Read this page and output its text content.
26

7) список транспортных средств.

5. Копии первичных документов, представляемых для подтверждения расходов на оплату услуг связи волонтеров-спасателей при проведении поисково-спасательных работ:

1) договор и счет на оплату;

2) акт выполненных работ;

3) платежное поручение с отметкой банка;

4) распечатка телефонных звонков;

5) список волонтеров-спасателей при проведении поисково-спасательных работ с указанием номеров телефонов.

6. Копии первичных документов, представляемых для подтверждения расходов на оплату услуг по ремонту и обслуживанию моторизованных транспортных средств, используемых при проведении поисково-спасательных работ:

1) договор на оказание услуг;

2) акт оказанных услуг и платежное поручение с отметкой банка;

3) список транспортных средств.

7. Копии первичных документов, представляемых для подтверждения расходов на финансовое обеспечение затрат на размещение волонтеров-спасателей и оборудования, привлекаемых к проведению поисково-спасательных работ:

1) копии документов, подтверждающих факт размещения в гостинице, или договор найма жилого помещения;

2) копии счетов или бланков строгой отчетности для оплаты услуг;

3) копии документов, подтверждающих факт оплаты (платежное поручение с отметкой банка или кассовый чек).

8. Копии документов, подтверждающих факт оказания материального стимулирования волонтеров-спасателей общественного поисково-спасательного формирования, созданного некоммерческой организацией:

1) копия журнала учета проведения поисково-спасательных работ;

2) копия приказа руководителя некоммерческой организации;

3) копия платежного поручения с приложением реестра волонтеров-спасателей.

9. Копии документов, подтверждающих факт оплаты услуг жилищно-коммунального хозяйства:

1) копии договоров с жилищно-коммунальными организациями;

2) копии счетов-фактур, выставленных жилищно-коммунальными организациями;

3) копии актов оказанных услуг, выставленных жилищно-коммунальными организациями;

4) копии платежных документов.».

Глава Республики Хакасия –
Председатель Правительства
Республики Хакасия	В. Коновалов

| Given exercise |
Your task is to repeat every line exactly.

| Exercise solution |
Read this page and output its text content.
26

7) список транспортных средств.

5. Копии первичных документов, представляемых для подтверждения расходов на оплату услуг связи волонтеров-спасателей при проведении поисково-спасательных работ:

1) договор и счет на оплату;

2) акт выполненных работ;

3) платежное поручение с отметкой банка;

4) распечатка телефонных звонков;

5) список волонтеров-спасателей при проведении поисково-спасательных работ с указанием номеров телефонов.

6. Копии первичных документов, представляемых для подтверждения расходов на оплату услуг по ремонту и обслуживанию моторизованных транспортных средств, используемых при проведении поисково-спасательных работ:

1) договор на оказание услуг;

2) акт оказанных услуг и платежное поручение с отметкой банка;

3) список транспортных средств.

7. Копии первичных документов, представляемых для подтверждения расходов на финансовое обеспечение затрат на размещение волонтеров-спасателей и оборудования, привлекаемых к проведению поисково-спасательных работ:

1) копии документов, подтверждающих факт размещения в гостинице, или договор найма жилого помещения;

2) копии счетов или бланков строгой отчетности для оплаты услуг;

3) копии документов, подтверждающих факт оплаты (платежное поручение с отметкой банка или кассовый чек).

8. Копии документов, подтверждающих факт оказания материального стимулирования волонтеров-спасателей общественного поисково-спасательного формирования, созданного некоммерческой организацией:

1) копия журнала учета проведения поисково-спасательных работ;

2) копия приказа руководителя некоммерческой организации;

3) копия платежного поручения с приложением реестра волонтеров-спасателей.

9. Копии документов, подтверждающих факт оплаты услуг жилищно-коммунального хозяйства:

1) копии договоров с жилищно-коммунальными организациями;

2) копии счетов-фактур, выставленных жилищно-коммунальными организациями;

3) копии актов оказанных услуг, выставленных жилищно-коммунальными организациями;

4) копии платежных документов.».

Глава Республики Хакасия –
Председатель Правительства
Республики Хакасия	В. Коновалов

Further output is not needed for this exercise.